---- Given records
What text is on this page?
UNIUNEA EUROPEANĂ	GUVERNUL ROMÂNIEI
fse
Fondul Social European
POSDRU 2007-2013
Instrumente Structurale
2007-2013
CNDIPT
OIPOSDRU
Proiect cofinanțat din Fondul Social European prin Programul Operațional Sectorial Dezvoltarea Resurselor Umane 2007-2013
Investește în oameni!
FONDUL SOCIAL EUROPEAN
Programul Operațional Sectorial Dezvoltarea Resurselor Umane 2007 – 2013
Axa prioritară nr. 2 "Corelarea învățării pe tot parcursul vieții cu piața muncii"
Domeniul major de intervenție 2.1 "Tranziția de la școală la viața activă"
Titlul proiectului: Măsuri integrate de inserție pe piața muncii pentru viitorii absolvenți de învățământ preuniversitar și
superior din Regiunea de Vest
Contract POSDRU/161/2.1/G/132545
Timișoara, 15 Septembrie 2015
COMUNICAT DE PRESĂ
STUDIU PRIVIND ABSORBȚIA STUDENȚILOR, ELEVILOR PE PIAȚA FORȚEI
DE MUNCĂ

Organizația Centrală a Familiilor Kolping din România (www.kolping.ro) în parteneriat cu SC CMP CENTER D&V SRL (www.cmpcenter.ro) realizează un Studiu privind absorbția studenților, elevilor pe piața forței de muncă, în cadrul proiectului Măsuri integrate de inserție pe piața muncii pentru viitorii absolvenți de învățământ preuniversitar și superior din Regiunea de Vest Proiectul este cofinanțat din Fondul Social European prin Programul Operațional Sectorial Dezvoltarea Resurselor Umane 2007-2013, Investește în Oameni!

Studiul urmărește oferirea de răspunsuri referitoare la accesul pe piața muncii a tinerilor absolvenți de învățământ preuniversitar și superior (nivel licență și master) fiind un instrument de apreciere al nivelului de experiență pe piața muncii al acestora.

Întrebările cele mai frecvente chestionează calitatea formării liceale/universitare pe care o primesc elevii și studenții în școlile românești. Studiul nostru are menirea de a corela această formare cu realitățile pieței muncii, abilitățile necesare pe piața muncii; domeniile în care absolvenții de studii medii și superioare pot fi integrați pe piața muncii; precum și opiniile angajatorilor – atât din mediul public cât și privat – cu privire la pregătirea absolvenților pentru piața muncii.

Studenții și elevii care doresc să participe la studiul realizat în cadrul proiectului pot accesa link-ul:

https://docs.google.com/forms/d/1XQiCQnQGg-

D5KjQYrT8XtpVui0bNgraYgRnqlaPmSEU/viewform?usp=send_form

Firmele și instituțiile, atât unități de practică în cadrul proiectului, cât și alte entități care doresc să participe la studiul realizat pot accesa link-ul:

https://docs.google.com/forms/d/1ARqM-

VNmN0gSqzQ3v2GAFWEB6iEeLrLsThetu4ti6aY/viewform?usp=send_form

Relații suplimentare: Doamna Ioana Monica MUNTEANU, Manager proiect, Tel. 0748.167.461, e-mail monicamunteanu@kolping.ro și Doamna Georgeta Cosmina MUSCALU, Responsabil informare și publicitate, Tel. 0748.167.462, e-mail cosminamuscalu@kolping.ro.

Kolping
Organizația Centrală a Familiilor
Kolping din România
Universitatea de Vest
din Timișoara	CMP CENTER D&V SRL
--------
▶ **Written problem**
In the listing, find every line containing the word "doresc" and list it.

▶ **Answer for the task**
Studenții și elevii care doresc să participe la studiul realizat în cadrul proiectului pot accesa link-ul:
Firmele și instituțiile, atât unități de practică în cadrul proiectului, cât și alte entități care doresc să participe la studiul realizat pot accesa link-ul:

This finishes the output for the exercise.